The input:
§ §
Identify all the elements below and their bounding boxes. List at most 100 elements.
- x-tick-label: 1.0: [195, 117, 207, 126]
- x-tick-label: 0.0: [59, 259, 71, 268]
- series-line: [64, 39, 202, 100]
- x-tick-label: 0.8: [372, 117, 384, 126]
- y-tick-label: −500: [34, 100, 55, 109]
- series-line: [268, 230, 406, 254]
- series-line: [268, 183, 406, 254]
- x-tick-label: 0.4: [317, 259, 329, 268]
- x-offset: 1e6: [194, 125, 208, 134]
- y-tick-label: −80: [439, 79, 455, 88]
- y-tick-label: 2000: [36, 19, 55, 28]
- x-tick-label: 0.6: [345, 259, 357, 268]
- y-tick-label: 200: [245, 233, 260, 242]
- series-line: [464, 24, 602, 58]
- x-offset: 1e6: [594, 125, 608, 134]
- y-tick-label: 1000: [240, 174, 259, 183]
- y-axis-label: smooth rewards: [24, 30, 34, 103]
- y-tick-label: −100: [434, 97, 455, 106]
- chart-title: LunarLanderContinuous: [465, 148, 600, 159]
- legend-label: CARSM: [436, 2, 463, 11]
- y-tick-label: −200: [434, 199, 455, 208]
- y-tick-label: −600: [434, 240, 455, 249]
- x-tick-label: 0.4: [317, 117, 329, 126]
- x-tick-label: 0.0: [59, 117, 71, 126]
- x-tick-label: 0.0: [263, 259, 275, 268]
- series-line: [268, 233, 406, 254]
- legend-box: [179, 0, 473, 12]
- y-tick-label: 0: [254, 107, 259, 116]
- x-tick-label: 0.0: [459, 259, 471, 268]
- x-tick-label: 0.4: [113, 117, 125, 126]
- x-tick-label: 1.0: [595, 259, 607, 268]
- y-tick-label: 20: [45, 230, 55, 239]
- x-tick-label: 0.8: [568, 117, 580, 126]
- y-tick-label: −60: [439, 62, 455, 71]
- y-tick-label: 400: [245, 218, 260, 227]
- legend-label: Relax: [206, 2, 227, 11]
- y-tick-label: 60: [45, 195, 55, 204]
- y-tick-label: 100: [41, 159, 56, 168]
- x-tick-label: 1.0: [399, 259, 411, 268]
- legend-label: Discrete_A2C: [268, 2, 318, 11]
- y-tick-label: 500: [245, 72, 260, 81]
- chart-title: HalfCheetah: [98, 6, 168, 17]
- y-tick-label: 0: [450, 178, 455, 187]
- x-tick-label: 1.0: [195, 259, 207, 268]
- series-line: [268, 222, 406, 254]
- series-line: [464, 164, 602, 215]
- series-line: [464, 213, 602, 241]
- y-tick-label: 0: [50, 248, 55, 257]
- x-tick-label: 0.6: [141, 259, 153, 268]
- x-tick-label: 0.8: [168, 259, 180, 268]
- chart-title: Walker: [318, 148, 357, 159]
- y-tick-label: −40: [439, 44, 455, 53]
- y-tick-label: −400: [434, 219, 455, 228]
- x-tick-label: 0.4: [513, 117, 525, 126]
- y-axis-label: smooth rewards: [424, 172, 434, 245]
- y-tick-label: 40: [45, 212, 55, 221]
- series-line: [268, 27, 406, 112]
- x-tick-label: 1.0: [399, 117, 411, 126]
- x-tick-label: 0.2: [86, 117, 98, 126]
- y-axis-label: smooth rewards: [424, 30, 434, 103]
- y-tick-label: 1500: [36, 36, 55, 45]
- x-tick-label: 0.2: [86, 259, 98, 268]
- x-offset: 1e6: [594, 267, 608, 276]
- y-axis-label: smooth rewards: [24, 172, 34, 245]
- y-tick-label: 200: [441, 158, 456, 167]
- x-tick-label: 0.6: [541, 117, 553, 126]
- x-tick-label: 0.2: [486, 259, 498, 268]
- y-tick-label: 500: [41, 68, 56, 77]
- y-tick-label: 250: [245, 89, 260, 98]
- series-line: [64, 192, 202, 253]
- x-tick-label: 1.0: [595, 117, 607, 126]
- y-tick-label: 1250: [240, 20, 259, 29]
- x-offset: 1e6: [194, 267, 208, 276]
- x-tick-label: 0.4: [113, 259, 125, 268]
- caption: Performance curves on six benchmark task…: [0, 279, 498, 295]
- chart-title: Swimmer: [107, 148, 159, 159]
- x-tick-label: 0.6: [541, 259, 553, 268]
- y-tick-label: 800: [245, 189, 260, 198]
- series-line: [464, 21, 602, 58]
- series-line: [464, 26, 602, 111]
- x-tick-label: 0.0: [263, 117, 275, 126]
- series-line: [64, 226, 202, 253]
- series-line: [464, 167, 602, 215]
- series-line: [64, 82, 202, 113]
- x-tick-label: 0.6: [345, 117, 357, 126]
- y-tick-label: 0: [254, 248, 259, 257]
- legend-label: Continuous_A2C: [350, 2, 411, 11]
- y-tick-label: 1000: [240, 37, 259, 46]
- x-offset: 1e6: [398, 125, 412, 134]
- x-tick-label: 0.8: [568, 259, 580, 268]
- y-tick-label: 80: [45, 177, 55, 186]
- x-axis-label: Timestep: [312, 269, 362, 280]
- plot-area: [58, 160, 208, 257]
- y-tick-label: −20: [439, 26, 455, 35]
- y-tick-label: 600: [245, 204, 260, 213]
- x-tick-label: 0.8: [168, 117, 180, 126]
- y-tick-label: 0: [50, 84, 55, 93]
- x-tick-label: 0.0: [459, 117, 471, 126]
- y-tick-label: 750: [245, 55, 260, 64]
§ §
Put every line of the material above into a Markdown table with two columns, Row and Line, where Row holds a running number and Line holds the line. Leave out any blank lines.

| Row | Line |
|---|---|
| 1 | Identify all the elements below and their bounding boxes. List at most 100 elements. |
| 2 | - x-tick-label: 1.0: [195, 117, 207, 126] |
| 3 | - x-tick-label: 0.0: [59, 259, 71, 268] |
| 4 | - series-line: [64, 39, 202, 100] |
| 5 | - x-tick-label: 0.8: [372, 117, 384, 126] |
| 6 | - y-tick-label: −500: [34, 100, 55, 109] |
| 7 | - series-line: [268, 230, 406, 254] |
| 8 | - series-line: [268, 183, 406, 254] |
| 9 | - x-tick-label: 0.4: [317, 259, 329, 268] |
| 10 | - x-offset: 1e6: [194, 125, 208, 134] |
| 11 | - y-tick-label: −80: [439, 79, 455, 88] |
| 12 | - y-tick-label: 2000: [36, 19, 55, 28] |
| 13 | - x-tick-label: 0.6: [345, 259, 357, 268] |
| 14 | - y-tick-label: 200: [245, 233, 260, 242] |
| 15 | - series-line: [464, 24, 602, 58] |
| 16 | - x-offset: 1e6: [594, 125, 608, 134] |
| 17 | - y-tick-label: 1000: [240, 174, 259, 183] |
| 18 | - y-axis-label: smooth rewards: [24, 30, 34, 103] |
| 19 | - y-tick-label: −100: [434, 97, 455, 106] |
| 20 | - chart-title: LunarLanderContinuous: [465, 148, 600, 159] |
| 21 | - legend-label: CARSM: [436, 2, 463, 11] |
| 22 | - y-tick-label: −200: [434, 199, 455, 208] |
| 23 | - y-tick-label: −600: [434, 240, 455, 249] |
| 24 | - x-tick-label: 0.4: [317, 117, 329, 126] |
| 25 | - x-tick-label: 0.0: [59, 117, 71, 126] |
| 26 | - x-tick-label: 0.0: [263, 259, 275, 268] |
| 27 | - series-line: [268, 233, 406, 254] |
| 28 | - legend-box: [179, 0, 473, 12] |
| 29 | - y-tick-label: 0: [254, 107, 259, 116] |
| 30 | - x-tick-label: 0.0: [459, 259, 471, 268] |
| 31 | - x-tick-label: 0.4: [113, 117, 125, 126] |
| 32 | - x-tick-label: 1.0: [595, 259, 607, 268] |
| 33 | - y-tick-label: 20: [45, 230, 55, 239] |
| 34 | - x-tick-label: 0.8: [568, 117, 580, 126] |
| 35 | - y-tick-label: −60: [439, 62, 455, 71] |
| 36 | - y-tick-label: 400: [245, 218, 260, 227] |
| 37 | - legend-label: Relax: [206, 2, 227, 11] |
| 38 | - y-tick-label: 60: [45, 195, 55, 204] |
| 39 | - y-tick-label: 100: [41, 159, 56, 168] |
| 40 | - x-tick-label: 1.0: [399, 259, 411, 268] |
| 41 | - legend-label: Discrete_A2C: [268, 2, 318, 11] |
| 42 | - y-tick-label: 500: [245, 72, 260, 81] |
| 43 | - chart-title: HalfCheetah: [98, 6, 168, 17] |
| 44 | - y-tick-label: 0: [450, 178, 455, 187] |
| 45 | - x-tick-label: 1.0: [195, 259, 207, 268] |
| 46 | - series-line: [268, 222, 406, 254] |
| 47 | - series-line: [464, 164, 602, 215] |
| 48 | - series-line: [464, 213, 602, 241] |
| 49 | - y-tick-label: 0: [50, 248, 55, 257] |
| 50 | - x-tick-label: 0.6: [141, 259, 153, 268] |
| 51 | - x-tick-label: 0.8: [168, 259, 180, 268] |
| 52 | - chart-title: Walker: [318, 148, 357, 159] |
| 53 | - y-tick-label: −40: [439, 44, 455, 53] |
| 54 | - y-tick-label: −400: [434, 219, 455, 228] |
| 55 | - x-tick-label: 0.4: [513, 117, 525, 126] |
| 56 | - y-axis-label: smooth rewards: [424, 172, 434, 245] |
| 57 | - y-tick-label: 40: [45, 212, 55, 221] |
| 58 | - series-line: [268, 27, 406, 112] |
| 59 | - x-tick-label: 1.0: [399, 117, 411, 126] |
| 60 | - x-tick-label: 0.2: [86, 117, 98, 126] |
| 61 | - y-axis-label: smooth rewards: [424, 30, 434, 103] |
| 62 | - y-tick-label: 1500: [36, 36, 55, 45] |
| 63 | - x-tick-label: 0.2: [86, 259, 98, 268] |
| 64 | - x-offset: 1e6: [594, 267, 608, 276] |
| 65 | - y-axis-label: smooth rewards: [24, 172, 34, 245] |
| 66 | - y-tick-label: 200: [441, 158, 456, 167] |
| 67 | - x-tick-label: 0.6: [541, 117, 553, 126] |
| 68 | - x-tick-label: 0.2: [486, 259, 498, 268] |
| 69 | - y-tick-label: 500: [41, 68, 56, 77] |
| 70 | - y-tick-label: 250: [245, 89, 260, 98] |
| 71 | - series-line: [64, 192, 202, 253] |
| 72 | - x-tick-label: 1.0: [595, 117, 607, 126] |
| 73 | - y-tick-label: 1250: [240, 20, 259, 29] |
| 74 | - x-offset: 1e6: [194, 267, 208, 276] |
| 75 | - x-tick-label: 0.4: [113, 259, 125, 268] |
| 76 | - caption: Performance curves on six benchmark task…: [0, 279, 498, 295] |
| 77 | - chart-title: Swimmer: [107, 148, 159, 159] |
| 78 | - x-tick-label: 0.6: [541, 259, 553, 268] |
| 79 | - y-tick-label: 800: [245, 189, 260, 198] |
| 80 | - series-line: [464, 21, 602, 58] |
| 81 | - series-line: [464, 26, 602, 111] |
| 82 | - x-tick-label: 0.0: [263, 117, 275, 126] |
| 83 | - series-line: [64, 226, 202, 253] |
| 84 | - series-line: [464, 167, 602, 215] |
| 85 | - series-line: [64, 82, 202, 113] |
| 86 | - x-tick-label: 0.6: [345, 117, 357, 126] |
| 87 | - y-tick-label: 0: [254, 248, 259, 257] |
| 88 | - legend-label: Continuous_A2C: [350, 2, 411, 11] |
| 89 | - y-tick-label: 1000: [240, 37, 259, 46] |
| 90 | - x-offset: 1e6: [398, 125, 412, 134] |
| 91 | - x-tick-label: 0.8: [568, 259, 580, 268] |
| 92 | - y-tick-label: 80: [45, 177, 55, 186] |
| 93 | - x-axis-label: Timestep: [312, 269, 362, 280] |
| 94 | - plot-area: [58, 160, 208, 257] |
| 95 | - y-tick-label: −20: [439, 26, 455, 35] |
| 96 | - y-tick-label: 600: [245, 204, 260, 213] |
| 97 | - x-tick-label: 0.8: [168, 117, 180, 126] |
| 98 | - y-tick-label: 0: [50, 84, 55, 93] |
| 99 | - x-tick-label: 0.0: [459, 117, 471, 126] |
| 100 | - y-tick-label: 750: [245, 55, 260, 64] |